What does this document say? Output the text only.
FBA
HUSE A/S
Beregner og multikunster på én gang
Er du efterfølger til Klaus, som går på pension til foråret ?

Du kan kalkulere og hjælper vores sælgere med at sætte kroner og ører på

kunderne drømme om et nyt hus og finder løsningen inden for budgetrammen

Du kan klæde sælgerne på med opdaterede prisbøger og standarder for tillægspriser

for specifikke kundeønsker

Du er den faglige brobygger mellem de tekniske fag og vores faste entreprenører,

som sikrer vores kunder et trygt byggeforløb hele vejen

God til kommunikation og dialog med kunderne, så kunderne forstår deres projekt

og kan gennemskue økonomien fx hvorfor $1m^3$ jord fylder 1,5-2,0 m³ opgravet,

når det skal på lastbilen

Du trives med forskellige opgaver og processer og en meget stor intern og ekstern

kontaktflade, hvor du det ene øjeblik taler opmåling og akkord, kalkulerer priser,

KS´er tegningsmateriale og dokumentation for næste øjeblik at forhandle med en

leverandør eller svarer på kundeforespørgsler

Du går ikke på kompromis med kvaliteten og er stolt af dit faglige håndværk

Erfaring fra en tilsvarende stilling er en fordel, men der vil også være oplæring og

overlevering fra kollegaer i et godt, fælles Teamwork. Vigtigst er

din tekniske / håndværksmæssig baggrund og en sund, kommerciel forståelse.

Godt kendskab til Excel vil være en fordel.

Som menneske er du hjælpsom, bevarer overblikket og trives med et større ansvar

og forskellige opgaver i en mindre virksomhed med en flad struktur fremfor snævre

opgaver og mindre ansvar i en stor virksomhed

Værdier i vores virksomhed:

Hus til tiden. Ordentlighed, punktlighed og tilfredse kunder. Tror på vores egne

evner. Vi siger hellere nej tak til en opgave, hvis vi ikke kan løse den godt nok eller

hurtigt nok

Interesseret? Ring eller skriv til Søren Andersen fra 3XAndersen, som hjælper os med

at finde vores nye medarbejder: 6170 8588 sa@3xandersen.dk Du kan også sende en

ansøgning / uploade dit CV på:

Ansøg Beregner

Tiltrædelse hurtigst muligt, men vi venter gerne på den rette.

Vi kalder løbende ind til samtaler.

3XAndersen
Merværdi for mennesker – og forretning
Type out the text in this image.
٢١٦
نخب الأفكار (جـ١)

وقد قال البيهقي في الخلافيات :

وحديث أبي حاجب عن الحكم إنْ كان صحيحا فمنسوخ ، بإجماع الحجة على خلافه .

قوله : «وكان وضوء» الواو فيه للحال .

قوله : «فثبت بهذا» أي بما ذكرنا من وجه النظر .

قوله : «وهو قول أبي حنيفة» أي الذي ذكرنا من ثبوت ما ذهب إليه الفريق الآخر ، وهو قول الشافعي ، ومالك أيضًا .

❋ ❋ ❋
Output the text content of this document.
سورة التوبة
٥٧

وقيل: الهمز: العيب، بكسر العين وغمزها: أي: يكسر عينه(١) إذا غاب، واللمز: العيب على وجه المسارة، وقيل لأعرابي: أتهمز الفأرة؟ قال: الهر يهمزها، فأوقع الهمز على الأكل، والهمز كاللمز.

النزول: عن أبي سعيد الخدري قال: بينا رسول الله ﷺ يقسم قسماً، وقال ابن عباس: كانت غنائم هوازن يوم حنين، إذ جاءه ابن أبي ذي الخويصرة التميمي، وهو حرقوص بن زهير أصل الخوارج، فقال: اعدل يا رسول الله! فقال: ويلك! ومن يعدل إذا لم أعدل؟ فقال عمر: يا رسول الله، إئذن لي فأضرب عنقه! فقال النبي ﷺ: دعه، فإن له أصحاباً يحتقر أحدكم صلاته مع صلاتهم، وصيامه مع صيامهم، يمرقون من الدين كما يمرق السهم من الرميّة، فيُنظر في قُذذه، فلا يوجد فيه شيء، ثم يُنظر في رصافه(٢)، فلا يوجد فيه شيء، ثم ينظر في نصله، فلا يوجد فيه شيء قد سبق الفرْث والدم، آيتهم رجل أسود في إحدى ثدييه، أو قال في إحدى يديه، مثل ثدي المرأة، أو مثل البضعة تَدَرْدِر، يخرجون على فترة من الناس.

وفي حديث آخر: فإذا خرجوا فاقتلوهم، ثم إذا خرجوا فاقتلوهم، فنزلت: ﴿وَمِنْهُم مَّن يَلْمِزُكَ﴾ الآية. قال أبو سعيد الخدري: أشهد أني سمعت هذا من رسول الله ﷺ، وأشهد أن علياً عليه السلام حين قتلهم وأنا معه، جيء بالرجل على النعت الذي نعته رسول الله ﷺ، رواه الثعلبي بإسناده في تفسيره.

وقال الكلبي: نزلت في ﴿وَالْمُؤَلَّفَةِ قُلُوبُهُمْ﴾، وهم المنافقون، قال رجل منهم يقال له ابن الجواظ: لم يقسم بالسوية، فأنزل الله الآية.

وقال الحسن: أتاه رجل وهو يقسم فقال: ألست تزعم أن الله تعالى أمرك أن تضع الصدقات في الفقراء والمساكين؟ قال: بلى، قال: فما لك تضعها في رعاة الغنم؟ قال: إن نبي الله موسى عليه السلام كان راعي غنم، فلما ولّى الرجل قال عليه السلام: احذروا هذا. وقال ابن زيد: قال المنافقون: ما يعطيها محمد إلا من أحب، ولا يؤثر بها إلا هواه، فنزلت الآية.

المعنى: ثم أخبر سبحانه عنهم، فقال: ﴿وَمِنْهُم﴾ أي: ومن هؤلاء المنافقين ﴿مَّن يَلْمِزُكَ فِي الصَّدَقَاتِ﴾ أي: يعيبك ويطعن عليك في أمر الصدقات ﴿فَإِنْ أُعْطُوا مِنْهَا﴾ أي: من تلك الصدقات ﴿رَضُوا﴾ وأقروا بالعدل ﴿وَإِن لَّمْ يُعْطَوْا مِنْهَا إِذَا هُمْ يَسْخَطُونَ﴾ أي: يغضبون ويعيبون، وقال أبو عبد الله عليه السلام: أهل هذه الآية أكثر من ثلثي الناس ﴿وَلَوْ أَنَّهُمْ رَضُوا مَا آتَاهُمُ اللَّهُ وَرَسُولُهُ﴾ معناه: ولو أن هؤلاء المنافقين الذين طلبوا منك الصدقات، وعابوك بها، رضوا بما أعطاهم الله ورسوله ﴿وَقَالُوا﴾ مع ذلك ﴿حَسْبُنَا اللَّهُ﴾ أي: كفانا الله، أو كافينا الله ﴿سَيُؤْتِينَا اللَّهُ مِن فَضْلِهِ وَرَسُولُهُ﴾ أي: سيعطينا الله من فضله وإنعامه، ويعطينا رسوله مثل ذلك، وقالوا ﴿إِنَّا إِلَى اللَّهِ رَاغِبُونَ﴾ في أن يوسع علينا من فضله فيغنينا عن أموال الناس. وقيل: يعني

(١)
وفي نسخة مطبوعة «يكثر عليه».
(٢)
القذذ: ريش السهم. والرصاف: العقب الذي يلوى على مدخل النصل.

Problem to solve –
Extract all of the material exactly as it is written.

Answer to this task –
What does this document say? Output the text only.
FBA
HUSE A/S
Beregner og multikunster på én gang
Er du efterfølger til Klaus, som går på pension til foråret ?

Du kan kalkulere og hjælper vores sælgere med at sætte kroner og ører på

kunderne drømme om et nyt hus og finder løsningen inden for budgetrammen

Du kan klæde sælgerne på med opdaterede prisbøger og standarder for tillægspriser

for specifikke kundeønsker

Du er den faglige brobygger mellem de tekniske fag og vores faste entreprenører,

som sikrer vores kunder et trygt byggeforløb hele vejen

God til kommunikation og dialog med kunderne, så kunderne forstår deres projekt

og kan gennemskue økonomien fx hvorfor $1m^3$ jord fylder 1,5-2,0 m³ opgravet,

når det skal på lastbilen

Du trives med forskellige opgaver og processer og en meget stor intern og ekstern

kontaktflade, hvor du det ene øjeblik taler opmåling og akkord, kalkulerer priser,

KS´er tegningsmateriale og dokumentation for næste øjeblik at forhandle med en

leverandør eller svarer på kundeforespørgsler

Du går ikke på kompromis med kvaliteten og er stolt af dit faglige håndværk

Erfaring fra en tilsvarende stilling er en fordel, men der vil også være oplæring og

overlevering fra kollegaer i et godt, fælles Teamwork. Vigtigst er

din tekniske / håndværksmæssig baggrund og en sund, kommerciel forståelse.

Godt kendskab til Excel vil være en fordel.

Som menneske er du hjælpsom, bevarer overblikket og trives med et større ansvar

og forskellige opgaver i en mindre virksomhed med en flad struktur fremfor snævre

opgaver og mindre ansvar i en stor virksomhed

Værdier i vores virksomhed:

Hus til tiden. Ordentlighed, punktlighed og tilfredse kunder. Tror på vores egne

evner. Vi siger hellere nej tak til en opgave, hvis vi ikke kan løse den godt nok eller

hurtigt nok

Interesseret? Ring eller skriv til Søren Andersen fra 3XAndersen, som hjælper os med

at finde vores nye medarbejder: 6170 8588 sa@3xandersen.dk Du kan også sende en

ansøgning / uploade dit CV på:

Ansøg Beregner

Tiltrædelse hurtigst muligt, men vi venter gerne på den rette.

Vi kalder løbende ind til samtaler.

3XAndersen
Merværdi for mennesker – og forretning
Type out the text in this image.
٢١٦
نخب الأفكار (جـ١)

وقد قال البيهقي في الخلافيات :

وحديث أبي حاجب عن الحكم إنْ كان صحيحا فمنسوخ ، بإجماع الحجة على خلافه .

قوله : «وكان وضوء» الواو فيه للحال .

قوله : «فثبت بهذا» أي بما ذكرنا من وجه النظر .

قوله : «وهو قول أبي حنيفة» أي الذي ذكرنا من ثبوت ما ذهب إليه الفريق الآخر ، وهو قول الشافعي ، ومالك أيضًا .

❋ ❋ ❋
Output the text content of this document.
سورة التوبة
٥٧

وقيل: الهمز: العيب، بكسر العين وغمزها: أي: يكسر عينه(١) إذا غاب، واللمز: العيب على وجه المسارة، وقيل لأعرابي: أتهمز الفأرة؟ قال: الهر يهمزها، فأوقع الهمز على الأكل، والهمز كاللمز.

النزول: عن أبي سعيد الخدري قال: بينا رسول الله ﷺ يقسم قسماً، وقال ابن عباس: كانت غنائم هوازن يوم حنين، إذ جاءه ابن أبي ذي الخويصرة التميمي، وهو حرقوص بن زهير أصل الخوارج، فقال: اعدل يا رسول الله! فقال: ويلك! ومن يعدل إذا لم أعدل؟ فقال عمر: يا رسول الله، إئذن لي فأضرب عنقه! فقال النبي ﷺ: دعه، فإن له أصحاباً يحتقر أحدكم صلاته مع صلاتهم، وصيامه مع صيامهم، يمرقون من الدين كما يمرق السهم من الرميّة، فيُنظر في قُذذه، فلا يوجد فيه شيء، ثم يُنظر في رصافه(٢)، فلا يوجد فيه شيء، ثم ينظر في نصله، فلا يوجد فيه شيء قد سبق الفرْث والدم، آيتهم رجل أسود في إحدى ثدييه، أو قال في إحدى يديه، مثل ثدي المرأة، أو مثل البضعة تَدَرْدِر، يخرجون على فترة من الناس.

وفي حديث آخر: فإذا خرجوا فاقتلوهم، ثم إذا خرجوا فاقتلوهم، فنزلت: ﴿وَمِنْهُم مَّن يَلْمِزُكَ﴾ الآية. قال أبو سعيد الخدري: أشهد أني سمعت هذا من رسول الله ﷺ، وأشهد أن علياً عليه السلام حين قتلهم وأنا معه، جيء بالرجل على النعت الذي نعته رسول الله ﷺ، رواه الثعلبي بإسناده في تفسيره.

وقال الكلبي: نزلت في ﴿وَالْمُؤَلَّفَةِ قُلُوبُهُمْ﴾، وهم المنافقون، قال رجل منهم يقال له ابن الجواظ: لم يقسم بالسوية، فأنزل الله الآية.

وقال الحسن: أتاه رجل وهو يقسم فقال: ألست تزعم أن الله تعالى أمرك أن تضع الصدقات في الفقراء والمساكين؟ قال: بلى، قال: فما لك تضعها في رعاة الغنم؟ قال: إن نبي الله موسى عليه السلام كان راعي غنم، فلما ولّى الرجل قال عليه السلام: احذروا هذا. وقال ابن زيد: قال المنافقون: ما يعطيها محمد إلا من أحب، ولا يؤثر بها إلا هواه، فنزلت الآية.

المعنى: ثم أخبر سبحانه عنهم، فقال: ﴿وَمِنْهُم﴾ أي: ومن هؤلاء المنافقين ﴿مَّن يَلْمِزُكَ فِي الصَّدَقَاتِ﴾ أي: يعيبك ويطعن عليك في أمر الصدقات ﴿فَإِنْ أُعْطُوا مِنْهَا﴾ أي: من تلك الصدقات ﴿رَضُوا﴾ وأقروا بالعدل ﴿وَإِن لَّمْ يُعْطَوْا مِنْهَا إِذَا هُمْ يَسْخَطُونَ﴾ أي: يغضبون ويعيبون، وقال أبو عبد الله عليه السلام: أهل هذه الآية أكثر من ثلثي الناس ﴿وَلَوْ أَنَّهُمْ رَضُوا مَا آتَاهُمُ اللَّهُ وَرَسُولُهُ﴾ معناه: ولو أن هؤلاء المنافقين الذين طلبوا منك الصدقات، وعابوك بها، رضوا بما أعطاهم الله ورسوله ﴿وَقَالُوا﴾ مع ذلك ﴿حَسْبُنَا اللَّهُ﴾ أي: كفانا الله، أو كافينا الله ﴿سَيُؤْتِينَا اللَّهُ مِن فَضْلِهِ وَرَسُولُهُ﴾ أي: سيعطينا الله من فضله وإنعامه، ويعطينا رسوله مثل ذلك، وقالوا ﴿إِنَّا إِلَى اللَّهِ رَاغِبُونَ﴾ في أن يوسع علينا من فضله فيغنينا عن أموال الناس. وقيل: يعني

(١)
وفي نسخة مطبوعة «يكثر عليه».
(٢)
القذذ: ريش السهم. والرصاف: العقب الذي يلوى على مدخل النصل.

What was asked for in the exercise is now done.